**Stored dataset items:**

-------------------------

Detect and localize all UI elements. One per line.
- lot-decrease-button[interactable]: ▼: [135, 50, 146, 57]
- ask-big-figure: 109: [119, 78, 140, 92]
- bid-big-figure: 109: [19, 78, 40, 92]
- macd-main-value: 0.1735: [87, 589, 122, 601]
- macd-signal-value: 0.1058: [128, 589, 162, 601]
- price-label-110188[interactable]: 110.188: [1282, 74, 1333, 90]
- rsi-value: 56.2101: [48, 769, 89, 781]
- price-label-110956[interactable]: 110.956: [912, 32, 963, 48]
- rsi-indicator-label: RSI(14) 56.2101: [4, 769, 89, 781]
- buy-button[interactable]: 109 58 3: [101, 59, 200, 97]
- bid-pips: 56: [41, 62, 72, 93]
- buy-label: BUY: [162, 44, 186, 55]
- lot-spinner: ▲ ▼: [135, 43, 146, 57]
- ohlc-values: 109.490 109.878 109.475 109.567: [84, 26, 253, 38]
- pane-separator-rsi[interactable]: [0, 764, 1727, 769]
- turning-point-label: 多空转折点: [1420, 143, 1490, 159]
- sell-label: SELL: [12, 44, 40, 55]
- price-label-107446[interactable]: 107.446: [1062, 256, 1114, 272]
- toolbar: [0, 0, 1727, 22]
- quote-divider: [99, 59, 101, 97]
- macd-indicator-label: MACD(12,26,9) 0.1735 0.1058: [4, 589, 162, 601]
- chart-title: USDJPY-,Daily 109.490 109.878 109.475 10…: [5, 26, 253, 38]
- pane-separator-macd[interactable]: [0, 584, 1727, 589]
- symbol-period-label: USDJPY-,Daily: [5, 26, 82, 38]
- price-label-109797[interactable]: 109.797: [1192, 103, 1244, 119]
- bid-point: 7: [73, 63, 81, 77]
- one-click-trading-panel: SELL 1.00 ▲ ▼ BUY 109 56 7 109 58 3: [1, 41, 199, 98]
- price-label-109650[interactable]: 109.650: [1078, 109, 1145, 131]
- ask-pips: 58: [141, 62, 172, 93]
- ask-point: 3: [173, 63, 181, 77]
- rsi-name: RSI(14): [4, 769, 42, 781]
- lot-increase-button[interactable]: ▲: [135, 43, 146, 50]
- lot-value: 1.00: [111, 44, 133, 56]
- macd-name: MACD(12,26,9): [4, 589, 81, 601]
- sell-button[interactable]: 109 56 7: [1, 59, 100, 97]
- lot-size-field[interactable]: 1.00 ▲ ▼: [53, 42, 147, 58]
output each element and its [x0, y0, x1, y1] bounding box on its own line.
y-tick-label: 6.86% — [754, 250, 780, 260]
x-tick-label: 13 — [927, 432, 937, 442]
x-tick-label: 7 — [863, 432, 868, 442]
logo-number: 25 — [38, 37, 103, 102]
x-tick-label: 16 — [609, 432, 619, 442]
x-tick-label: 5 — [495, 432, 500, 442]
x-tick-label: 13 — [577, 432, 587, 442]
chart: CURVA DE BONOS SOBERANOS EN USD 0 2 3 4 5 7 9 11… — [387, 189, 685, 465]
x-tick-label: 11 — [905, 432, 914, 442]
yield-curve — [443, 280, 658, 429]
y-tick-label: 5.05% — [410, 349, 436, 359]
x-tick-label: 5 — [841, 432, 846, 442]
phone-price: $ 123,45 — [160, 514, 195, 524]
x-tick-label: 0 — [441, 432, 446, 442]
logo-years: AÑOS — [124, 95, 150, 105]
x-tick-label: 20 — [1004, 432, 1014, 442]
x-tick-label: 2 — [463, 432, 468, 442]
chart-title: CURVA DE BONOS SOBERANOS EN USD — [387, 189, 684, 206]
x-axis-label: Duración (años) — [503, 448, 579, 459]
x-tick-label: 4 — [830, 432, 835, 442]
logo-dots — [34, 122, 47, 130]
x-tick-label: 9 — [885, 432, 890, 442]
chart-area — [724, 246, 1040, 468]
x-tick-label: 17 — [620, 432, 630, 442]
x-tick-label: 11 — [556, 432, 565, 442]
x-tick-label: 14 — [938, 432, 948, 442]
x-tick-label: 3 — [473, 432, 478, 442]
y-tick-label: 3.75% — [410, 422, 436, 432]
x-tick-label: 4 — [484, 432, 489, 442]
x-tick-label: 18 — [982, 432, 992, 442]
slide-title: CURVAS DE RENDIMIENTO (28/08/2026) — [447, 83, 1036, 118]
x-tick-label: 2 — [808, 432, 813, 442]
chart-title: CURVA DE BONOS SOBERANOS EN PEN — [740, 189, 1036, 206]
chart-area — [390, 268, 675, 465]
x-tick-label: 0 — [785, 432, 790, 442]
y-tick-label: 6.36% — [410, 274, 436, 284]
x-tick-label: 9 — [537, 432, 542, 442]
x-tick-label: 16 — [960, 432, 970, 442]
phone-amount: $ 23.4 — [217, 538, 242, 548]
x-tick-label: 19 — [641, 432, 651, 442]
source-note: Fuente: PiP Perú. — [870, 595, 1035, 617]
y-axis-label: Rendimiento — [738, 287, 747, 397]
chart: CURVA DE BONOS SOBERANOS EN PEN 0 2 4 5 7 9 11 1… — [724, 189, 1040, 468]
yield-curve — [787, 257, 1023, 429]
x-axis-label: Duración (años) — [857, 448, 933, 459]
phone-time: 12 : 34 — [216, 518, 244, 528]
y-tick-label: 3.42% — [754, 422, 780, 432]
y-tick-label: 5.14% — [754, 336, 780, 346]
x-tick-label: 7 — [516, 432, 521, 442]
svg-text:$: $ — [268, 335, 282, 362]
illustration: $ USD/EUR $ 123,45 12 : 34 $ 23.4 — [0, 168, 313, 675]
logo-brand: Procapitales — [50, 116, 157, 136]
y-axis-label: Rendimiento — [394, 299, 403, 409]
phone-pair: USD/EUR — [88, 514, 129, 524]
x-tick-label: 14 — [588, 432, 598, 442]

-------------------------

**Requirements:** Put every line of the data above into a Markdown table with the columns "No." and "Line", numbering each row and skipping blank lines.

**Exercise output:**
| No. | Line |
|---|---|
| 1 | Detect and localize all UI elements. One per line. |
| 2 | - lot-decrease-button[interactable]: ▼: [135, 50, 146, 57] |
| 3 | - ask-big-figure: 109: [119, 78, 140, 92] |
| 4 | - bid-big-figure: 109: [19, 78, 40, 92] |
| 5 | - macd-main-value: 0.1735: [87, 589, 122, 601] |
| 6 | - macd-signal-value: 0.1058: [128, 589, 162, 601] |
| 7 | - price-label-110188[interactable]: 110.188: [1282, 74, 1333, 90] |
| 8 | - rsi-value: 56.2101: [48, 769, 89, 781] |
| 9 | - price-label-110956[interactable]: 110.956: [912, 32, 963, 48] |
| 10 | - rsi-indicator-label: RSI(14) 56.2101: [4, 769, 89, 781] |
| 11 | - buy-button[interactable]: 109 58 3: [101, 59, 200, 97] |
| 12 | - bid-pips: 56: [41, 62, 72, 93] |
| 13 | - buy-label: BUY: [162, 44, 186, 55] |
| 14 | - lot-spinner: ▲ ▼: [135, 43, 146, 57] |
| 15 | - ohlc-values: 109.490 109.878 109.475 109.567: [84, 26, 253, 38] |
| 16 | - pane-separator-rsi[interactable]: [0, 764, 1727, 769] |
| 17 | - turning-point-label: 多空转折点: [1420, 143, 1490, 159] |
| 18 | - sell-label: SELL: [12, 44, 40, 55] |
| 19 | - price-label-107446[interactable]: 107.446: [1062, 256, 1114, 272] |
| 20 | - toolbar: [0, 0, 1727, 22] |
| 21 | - quote-divider: [99, 59, 101, 97] |
| 22 | - macd-indicator-label: MACD(12,26,9) 0.1735 0.1058: [4, 589, 162, 601] |
| 23 | - chart-title: USDJPY-,Daily 109.490 109.878 109.475 10…: [5, 26, 253, 38] |
| 24 | - pane-separator-macd[interactable]: [0, 584, 1727, 589] |
| 25 | - symbol-period-label: USDJPY-,Daily: [5, 26, 82, 38] |
| 26 | - price-label-109797[interactable]: 109.797: [1192, 103, 1244, 119] |
| 27 | - bid-point: 7: [73, 63, 81, 77] |
| 28 | - one-click-trading-panel: SELL 1.00 ▲ ▼ BUY 109 56 7 109 58 3: [1, 41, 199, 98] |
| 29 | - price-label-109650[interactable]: 109.650: [1078, 109, 1145, 131] |
| 30 | - ask-pips: 58: [141, 62, 172, 93] |
| 31 | - ask-point: 3: [173, 63, 181, 77] |
| 32 | - rsi-name: RSI(14): [4, 769, 42, 781] |
| 33 | - lot-increase-button[interactable]: ▲: [135, 43, 146, 50] |
| 34 | - lot-value: 1.00: [111, 44, 133, 56] |
| 35 | - macd-name: MACD(12,26,9): [4, 589, 81, 601] |
| 36 | - sell-button[interactable]: 109 56 7: [1, 59, 100, 97] |
| 37 | - lot-size-field[interactable]: 1.00 ▲ ▼: [53, 42, 147, 58] |
| 38 | output each element and its [x0, y0, x1, y1] bounding box on its own line. |
| 39 | y-tick-label: 6.86% — [754, 250, 780, 260] |
| 40 | x-tick-label: 13 — [927, 432, 937, 442] |
| 41 | x-tick-label: 7 — [863, 432, 868, 442] |
| 42 | logo-number: 25 — [38, 37, 103, 102] |
| 43 | x-tick-label: 16 — [609, 432, 619, 442] |
| 44 | x-tick-label: 5 — [495, 432, 500, 442] |
| 45 | x-tick-label: 13 — [577, 432, 587, 442] |
| 46 | chart: CURVA DE BONOS SOBERANOS EN USD 0 2 3 4 5 7 9 11… — [387, 189, 685, 465] |
| 47 | x-tick-label: 11 — [905, 432, 914, 442] |
| 48 | yield-curve — [443, 280, 658, 429] |
| 49 | y-tick-label: 5.05% — [410, 349, 436, 359] |
| 50 | x-tick-label: 5 — [841, 432, 846, 442] |
| 51 | phone-price: $ 123,45 — [160, 514, 195, 524] |
| 52 | x-tick-label: 0 — [441, 432, 446, 442] |
| 53 | logo-years: AÑOS — [124, 95, 150, 105] |
| 54 | x-tick-label: 20 — [1004, 432, 1014, 442] |
| 55 | x-tick-label: 2 — [463, 432, 468, 442] |
| 56 | chart-title: CURVA DE BONOS SOBERANOS EN USD — [387, 189, 684, 206] |
| 57 | x-axis-label: Duración (años) — [503, 448, 579, 459] |
| 58 | x-tick-label: 4 — [830, 432, 835, 442] |
| 59 | logo-dots — [34, 122, 47, 130] |
| 60 | x-tick-label: 9 — [885, 432, 890, 442] |
| 61 | chart-area — [724, 246, 1040, 468] |
| 62 | x-tick-label: 17 — [620, 432, 630, 442] |
| 63 | x-tick-label: 11 — [556, 432, 565, 442] |
| 64 | x-tick-label: 14 — [938, 432, 948, 442] |
| 65 | x-tick-label: 3 — [473, 432, 478, 442] |
| 66 | y-tick-label: 3.75% — [410, 422, 436, 432] |
| 67 | x-tick-label: 4 — [484, 432, 489, 442] |
| 68 | x-tick-label: 18 — [982, 432, 992, 442] |
| 69 | slide-title: CURVAS DE RENDIMIENTO (28/08/2026) — [447, 83, 1036, 118] |
| 70 | x-tick-label: 2 — [808, 432, 813, 442] |
| 71 | chart-title: CURVA DE BONOS SOBERANOS EN PEN — [740, 189, 1036, 206] |
| 72 | chart-area — [390, 268, 675, 465] |
| 73 | x-tick-label: 0 — [785, 432, 790, 442] |
| 74 | y-tick-label: 6.36% — [410, 274, 436, 284] |
| 75 | x-tick-label: 9 — [537, 432, 542, 442] |
| 76 | x-tick-label: 16 — [960, 432, 970, 442] |
| 77 | phone-amount: $ 23.4 — [217, 538, 242, 548] |
| 78 | x-tick-label: 19 — [641, 432, 651, 442] |
| 79 | source-note: Fuente: PiP Perú. — [870, 595, 1035, 617] |
| 80 | y-axis-label: Rendimiento — [738, 287, 747, 397] |
| 81 | chart: CURVA DE BONOS SOBERANOS EN PEN 0 2 4 5 7 9 11 1… — [724, 189, 1040, 468] |
| 82 | yield-curve — [787, 257, 1023, 429] |
| 83 | x-axis-label: Duración (años) — [857, 448, 933, 459] |
| 84 | phone-time: 12 : 34 — [216, 518, 244, 528] |
| 85 | y-tick-label: 3.42% — [754, 422, 780, 432] |
| 86 | y-tick-label: 5.14% — [754, 336, 780, 346] |
| 87 | x-tick-label: 7 — [516, 432, 521, 442] |
| 88 | svg-text:$: $ — [268, 335, 282, 362] |
| 89 | illustration: $ USD/EUR $ 123,45 12 : 34 $ 23.4 — [0, 168, 313, 675] |
| 90 | logo-brand: Procapitales — [50, 116, 157, 136] |
| 91 | y-axis-label: Rendimiento — [394, 299, 403, 409] |
| 92 | phone-pair: USD/EUR — [88, 514, 129, 524] |
| 93 | x-tick-label: 14 — [588, 432, 598, 442] |